** begin Supplied material **

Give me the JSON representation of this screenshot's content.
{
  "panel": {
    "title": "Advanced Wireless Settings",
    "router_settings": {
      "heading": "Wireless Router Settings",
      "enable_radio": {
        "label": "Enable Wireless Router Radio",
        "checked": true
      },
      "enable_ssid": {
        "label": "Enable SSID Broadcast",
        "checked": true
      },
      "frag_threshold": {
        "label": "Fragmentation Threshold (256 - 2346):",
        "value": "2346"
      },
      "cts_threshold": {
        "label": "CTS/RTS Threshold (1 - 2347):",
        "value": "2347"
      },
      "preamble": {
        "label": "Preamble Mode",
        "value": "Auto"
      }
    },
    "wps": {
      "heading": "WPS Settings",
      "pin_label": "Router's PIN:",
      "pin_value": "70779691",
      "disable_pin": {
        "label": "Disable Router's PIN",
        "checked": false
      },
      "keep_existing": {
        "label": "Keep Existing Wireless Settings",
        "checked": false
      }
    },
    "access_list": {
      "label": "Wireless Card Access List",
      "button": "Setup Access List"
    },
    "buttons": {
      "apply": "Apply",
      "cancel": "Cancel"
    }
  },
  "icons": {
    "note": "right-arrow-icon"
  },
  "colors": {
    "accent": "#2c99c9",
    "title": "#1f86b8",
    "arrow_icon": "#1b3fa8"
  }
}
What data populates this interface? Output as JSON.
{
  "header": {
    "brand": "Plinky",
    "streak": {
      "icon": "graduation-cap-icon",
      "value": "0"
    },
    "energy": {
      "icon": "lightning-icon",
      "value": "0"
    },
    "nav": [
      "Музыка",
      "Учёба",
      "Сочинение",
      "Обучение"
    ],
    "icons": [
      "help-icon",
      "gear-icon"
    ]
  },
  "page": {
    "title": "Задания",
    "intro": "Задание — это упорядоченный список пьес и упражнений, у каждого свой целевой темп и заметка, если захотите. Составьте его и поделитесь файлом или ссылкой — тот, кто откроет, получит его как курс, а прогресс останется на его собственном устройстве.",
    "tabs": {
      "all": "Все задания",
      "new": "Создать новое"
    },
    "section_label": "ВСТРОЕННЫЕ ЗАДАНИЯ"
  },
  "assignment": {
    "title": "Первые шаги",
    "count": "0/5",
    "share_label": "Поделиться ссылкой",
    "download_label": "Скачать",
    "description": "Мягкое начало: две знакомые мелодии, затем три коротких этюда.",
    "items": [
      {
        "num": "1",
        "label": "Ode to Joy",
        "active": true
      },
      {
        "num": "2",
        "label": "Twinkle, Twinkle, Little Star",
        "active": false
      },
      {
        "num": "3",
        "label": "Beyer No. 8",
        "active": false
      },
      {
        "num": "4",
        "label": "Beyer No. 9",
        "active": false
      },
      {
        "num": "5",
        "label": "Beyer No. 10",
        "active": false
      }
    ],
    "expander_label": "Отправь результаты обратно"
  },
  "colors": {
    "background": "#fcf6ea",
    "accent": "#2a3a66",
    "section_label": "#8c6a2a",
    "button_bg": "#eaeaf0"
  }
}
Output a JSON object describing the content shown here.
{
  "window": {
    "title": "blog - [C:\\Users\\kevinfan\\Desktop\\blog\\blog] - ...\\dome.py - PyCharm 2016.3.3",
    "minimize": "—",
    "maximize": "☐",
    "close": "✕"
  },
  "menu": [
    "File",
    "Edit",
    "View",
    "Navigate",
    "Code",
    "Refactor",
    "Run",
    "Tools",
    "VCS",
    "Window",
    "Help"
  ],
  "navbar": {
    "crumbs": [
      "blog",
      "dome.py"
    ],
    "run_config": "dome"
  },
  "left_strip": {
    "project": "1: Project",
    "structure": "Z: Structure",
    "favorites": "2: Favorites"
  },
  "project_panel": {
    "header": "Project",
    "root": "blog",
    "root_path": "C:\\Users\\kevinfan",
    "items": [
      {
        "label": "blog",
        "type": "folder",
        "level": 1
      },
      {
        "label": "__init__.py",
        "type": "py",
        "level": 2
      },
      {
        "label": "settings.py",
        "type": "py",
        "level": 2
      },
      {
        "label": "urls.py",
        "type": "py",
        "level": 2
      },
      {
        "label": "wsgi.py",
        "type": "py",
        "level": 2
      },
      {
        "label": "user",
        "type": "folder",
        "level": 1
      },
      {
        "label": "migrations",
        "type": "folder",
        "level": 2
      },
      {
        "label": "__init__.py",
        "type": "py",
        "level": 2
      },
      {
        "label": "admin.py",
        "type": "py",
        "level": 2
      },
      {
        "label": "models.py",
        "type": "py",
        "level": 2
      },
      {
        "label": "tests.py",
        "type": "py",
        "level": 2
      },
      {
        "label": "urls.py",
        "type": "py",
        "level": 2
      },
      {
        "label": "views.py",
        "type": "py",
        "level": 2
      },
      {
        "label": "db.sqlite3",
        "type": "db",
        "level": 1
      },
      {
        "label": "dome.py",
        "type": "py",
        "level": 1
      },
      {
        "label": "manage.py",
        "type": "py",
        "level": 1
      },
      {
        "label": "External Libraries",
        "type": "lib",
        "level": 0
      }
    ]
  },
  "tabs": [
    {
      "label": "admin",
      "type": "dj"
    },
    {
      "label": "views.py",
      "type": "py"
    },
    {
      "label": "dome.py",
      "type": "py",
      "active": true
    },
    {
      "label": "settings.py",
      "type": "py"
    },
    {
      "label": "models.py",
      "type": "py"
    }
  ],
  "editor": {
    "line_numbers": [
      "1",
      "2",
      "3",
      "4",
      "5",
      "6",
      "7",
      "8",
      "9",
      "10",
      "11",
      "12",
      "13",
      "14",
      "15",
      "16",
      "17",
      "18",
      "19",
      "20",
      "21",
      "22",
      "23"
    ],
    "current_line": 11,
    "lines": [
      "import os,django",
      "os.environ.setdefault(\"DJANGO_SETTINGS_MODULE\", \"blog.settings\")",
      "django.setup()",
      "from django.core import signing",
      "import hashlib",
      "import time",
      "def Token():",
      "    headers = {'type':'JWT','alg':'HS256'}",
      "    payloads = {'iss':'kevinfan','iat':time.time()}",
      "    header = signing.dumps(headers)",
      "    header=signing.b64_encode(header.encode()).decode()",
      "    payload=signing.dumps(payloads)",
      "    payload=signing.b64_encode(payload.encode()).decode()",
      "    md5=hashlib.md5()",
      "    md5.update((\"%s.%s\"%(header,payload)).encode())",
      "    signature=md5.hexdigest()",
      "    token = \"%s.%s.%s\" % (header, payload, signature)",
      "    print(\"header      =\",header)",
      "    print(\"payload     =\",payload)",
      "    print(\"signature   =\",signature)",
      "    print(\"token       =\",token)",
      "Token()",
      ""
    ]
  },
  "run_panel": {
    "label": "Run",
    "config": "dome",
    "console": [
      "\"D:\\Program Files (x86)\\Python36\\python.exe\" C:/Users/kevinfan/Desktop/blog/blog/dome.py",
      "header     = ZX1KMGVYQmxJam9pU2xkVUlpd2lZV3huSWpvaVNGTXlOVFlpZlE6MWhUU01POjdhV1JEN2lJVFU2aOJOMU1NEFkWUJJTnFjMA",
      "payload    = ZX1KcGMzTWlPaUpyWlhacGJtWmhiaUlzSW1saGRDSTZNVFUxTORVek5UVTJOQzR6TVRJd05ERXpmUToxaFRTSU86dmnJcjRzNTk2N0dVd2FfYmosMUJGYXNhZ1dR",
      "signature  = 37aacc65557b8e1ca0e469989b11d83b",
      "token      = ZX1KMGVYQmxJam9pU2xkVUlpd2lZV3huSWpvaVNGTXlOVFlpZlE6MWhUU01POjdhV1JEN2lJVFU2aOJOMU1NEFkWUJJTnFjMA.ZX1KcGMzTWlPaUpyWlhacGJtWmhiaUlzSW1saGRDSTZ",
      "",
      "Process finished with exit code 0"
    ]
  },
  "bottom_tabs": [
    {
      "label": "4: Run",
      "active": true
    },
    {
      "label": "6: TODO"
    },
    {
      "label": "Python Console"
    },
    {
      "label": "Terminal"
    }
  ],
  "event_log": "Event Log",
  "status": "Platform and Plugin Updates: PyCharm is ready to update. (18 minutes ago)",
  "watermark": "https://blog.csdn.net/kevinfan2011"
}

** end Supplied material **

What the task requires → Search the listing above for the string "title". Copy every line that contains it.

Answer for this exercise →
    "title": "Advanced Wireless Settings",
    "title": "#1f86b8",
    "title": "Задания",
    "title": "Первые шаги",
    "title": "blog - [C:\\Users\\kevinfan\\Desktop\\blog\\blog] - ...\\dome.py - PyCharm 2016.3.3",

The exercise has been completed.